**TASK:** Exactly as they appear, output all of the entries.

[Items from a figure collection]
- - -
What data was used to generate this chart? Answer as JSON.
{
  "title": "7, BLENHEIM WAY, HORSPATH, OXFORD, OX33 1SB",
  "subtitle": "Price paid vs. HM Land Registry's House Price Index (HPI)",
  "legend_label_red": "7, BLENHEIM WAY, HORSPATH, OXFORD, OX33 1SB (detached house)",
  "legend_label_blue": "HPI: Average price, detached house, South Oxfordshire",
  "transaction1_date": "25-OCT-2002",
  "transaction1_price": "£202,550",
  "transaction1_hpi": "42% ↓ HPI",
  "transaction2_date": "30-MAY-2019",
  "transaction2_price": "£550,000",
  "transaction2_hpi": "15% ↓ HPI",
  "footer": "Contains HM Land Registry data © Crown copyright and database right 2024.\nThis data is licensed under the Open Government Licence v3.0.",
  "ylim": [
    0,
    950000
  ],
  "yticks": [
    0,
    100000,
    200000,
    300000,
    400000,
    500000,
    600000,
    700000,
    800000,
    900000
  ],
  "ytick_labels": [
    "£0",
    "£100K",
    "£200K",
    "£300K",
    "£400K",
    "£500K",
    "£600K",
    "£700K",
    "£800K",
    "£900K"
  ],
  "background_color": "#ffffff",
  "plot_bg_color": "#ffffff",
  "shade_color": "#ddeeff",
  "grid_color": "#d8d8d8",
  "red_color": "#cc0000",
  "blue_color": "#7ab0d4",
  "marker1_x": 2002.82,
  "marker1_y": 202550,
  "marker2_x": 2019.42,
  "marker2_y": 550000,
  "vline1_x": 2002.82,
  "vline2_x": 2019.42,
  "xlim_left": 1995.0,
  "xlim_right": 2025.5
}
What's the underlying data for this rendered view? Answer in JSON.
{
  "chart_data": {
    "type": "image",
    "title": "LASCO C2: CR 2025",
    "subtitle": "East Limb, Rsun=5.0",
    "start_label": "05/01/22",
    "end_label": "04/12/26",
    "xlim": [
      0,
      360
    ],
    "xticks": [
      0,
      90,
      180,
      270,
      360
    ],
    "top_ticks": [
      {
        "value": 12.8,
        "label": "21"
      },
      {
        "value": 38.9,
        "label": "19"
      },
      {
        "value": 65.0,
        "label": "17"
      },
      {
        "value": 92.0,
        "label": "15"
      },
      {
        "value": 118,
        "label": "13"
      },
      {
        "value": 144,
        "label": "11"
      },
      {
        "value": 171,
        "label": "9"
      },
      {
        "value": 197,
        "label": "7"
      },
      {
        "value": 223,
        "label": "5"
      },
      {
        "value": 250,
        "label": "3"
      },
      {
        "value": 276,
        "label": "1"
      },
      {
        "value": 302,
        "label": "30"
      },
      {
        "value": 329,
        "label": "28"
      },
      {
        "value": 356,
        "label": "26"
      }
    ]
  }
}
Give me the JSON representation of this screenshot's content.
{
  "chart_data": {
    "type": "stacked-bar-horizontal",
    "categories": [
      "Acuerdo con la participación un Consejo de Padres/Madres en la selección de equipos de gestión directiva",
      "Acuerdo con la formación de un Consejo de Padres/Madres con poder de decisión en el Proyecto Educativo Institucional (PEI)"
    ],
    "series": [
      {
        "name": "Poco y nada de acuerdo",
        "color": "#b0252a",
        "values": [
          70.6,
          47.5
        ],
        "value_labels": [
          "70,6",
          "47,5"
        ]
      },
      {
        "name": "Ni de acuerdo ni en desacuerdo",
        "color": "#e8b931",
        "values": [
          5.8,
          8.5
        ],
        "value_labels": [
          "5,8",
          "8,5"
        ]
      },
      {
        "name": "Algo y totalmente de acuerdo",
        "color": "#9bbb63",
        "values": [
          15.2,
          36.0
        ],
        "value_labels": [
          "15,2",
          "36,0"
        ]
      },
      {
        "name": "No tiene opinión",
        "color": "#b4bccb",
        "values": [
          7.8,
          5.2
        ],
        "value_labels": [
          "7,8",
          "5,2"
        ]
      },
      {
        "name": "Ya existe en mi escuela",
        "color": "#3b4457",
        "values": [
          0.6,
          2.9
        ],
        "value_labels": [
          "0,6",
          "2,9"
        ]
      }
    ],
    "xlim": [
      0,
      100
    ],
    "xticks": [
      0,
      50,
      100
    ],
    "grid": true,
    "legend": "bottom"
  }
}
- - -
**IN RESPONSE:**
What data was used to generate this chart? Answer as JSON.
{
  "title": "7, BLENHEIM WAY, HORSPATH, OXFORD, OX33 1SB",
  "subtitle": "Price paid vs. HM Land Registry's House Price Index (HPI)",
  "legend_label_red": "7, BLENHEIM WAY, HORSPATH, OXFORD, OX33 1SB (detached house)",
  "legend_label_blue": "HPI: Average price, detached house, South Oxfordshire",
  "transaction1_date": "25-OCT-2002",
  "transaction1_price": "£202,550",
  "transaction1_hpi": "42% ↓ HPI",
  "transaction2_date": "30-MAY-2019",
  "transaction2_price": "£550,000",
  "transaction2_hpi": "15% ↓ HPI",
  "footer": "Contains HM Land Registry data © Crown copyright and database right 2024.\nThis data is licensed under the Open Government Licence v3.0.",
  "ylim": [
    0,
    950000
  ],
  "yticks": [
    0,
    100000,
    200000,
    300000,
    400000,
    500000,
    600000,
    700000,
    800000,
    900000
  ],
  "ytick_labels": [
    "£0",
    "£100K",
    "£200K",
    "£300K",
    "£400K",
    "£500K",
    "£600K",
    "£700K",
    "£800K",
    "£900K"
  ],
  "background_color": "#ffffff",
  "plot_bg_color": "#ffffff",
  "shade_color": "#ddeeff",
  "grid_color": "#d8d8d8",
  "red_color": "#cc0000",
  "blue_color": "#7ab0d4",
  "marker1_x": 2002.82,
  "marker1_y": 202550,
  "marker2_x": 2019.42,
  "marker2_y": 550000,
  "vline1_x": 2002.82,
  "vline2_x": 2019.42,
  "xlim_left": 1995.0,
  "xlim_right": 2025.5
}
What's the underlying data for this rendered view? Answer in JSON.
{
  "chart_data": {
    "type": "image",
    "title": "LASCO C2: CR 2025",
    "subtitle": "East Limb, Rsun=5.0",
    "start_label": "05/01/22",
    "end_label": "04/12/26",
    "xlim": [
      0,
      360
    ],
    "xticks": [
      0,
      90,
      180,
      270,
      360
    ],
    "top_ticks": [
      {
        "value": 12.8,
        "label": "21"
      },
      {
        "value": 38.9,
        "label": "19"
      },
      {
        "value": 65.0,
        "label": "17"
      },
      {
        "value": 92.0,
        "label": "15"
      },
      {
        "value": 118,
        "label": "13"
      },
      {
        "value": 144,
        "label": "11"
      },
      {
        "value": 171,
        "label": "9"
      },
      {
        "value": 197,
        "label": "7"
      },
      {
        "value": 223,
        "label": "5"
      },
      {
        "value": 250,
        "label": "3"
      },
      {
        "value": 276,
        "label": "1"
      },
      {
        "value": 302,
        "label": "30"
      },
      {
        "value": 329,
        "label": "28"
      },
      {
        "value": 356,
        "label": "26"
      }
    ]
  }
}
Give me the JSON representation of this screenshot's content.
{
  "chart_data": {
    "type": "stacked-bar-horizontal",
    "categories": [
      "Acuerdo con la participación un Consejo de Padres/Madres en la selección de equipos de gestión directiva",
      "Acuerdo con la formación de un Consejo de Padres/Madres con poder de decisión en el Proyecto Educativo Institucional (PEI)"
    ],
    "series": [
      {
        "name": "Poco y nada de acuerdo",
        "color": "#b0252a",
        "values": [
          70.6,
          47.5
        ],
        "value_labels": [
          "70,6",
          "47,5"
        ]
      },
      {
        "name": "Ni de acuerdo ni en desacuerdo",
        "color": "#e8b931",
        "values": [
          5.8,
          8.5
        ],
        "value_labels": [
          "5,8",
          "8,5"
        ]
      },
      {
        "name": "Algo y totalmente de acuerdo",
        "color": "#9bbb63",
        "values": [
          15.2,
          36.0
        ],
        "value_labels": [
          "15,2",
          "36,0"
        ]
      },
      {
        "name": "No tiene opinión",
        "color": "#b4bccb",
        "values": [
          7.8,
          5.2
        ],
        "value_labels": [
          "7,8",
          "5,2"
        ]
      },
      {
        "name": "Ya existe en mi escuela",
        "color": "#3b4457",
        "values": [
          0.6,
          2.9
        ],
        "value_labels": [
          "0,6",
          "2,9"
        ]
      }
    ],
    "xlim": [
      0,
      100
    ],
    "xticks": [
      0,
      50,
      100
    ],
    "grid": true,
    "legend": "bottom"
  }
}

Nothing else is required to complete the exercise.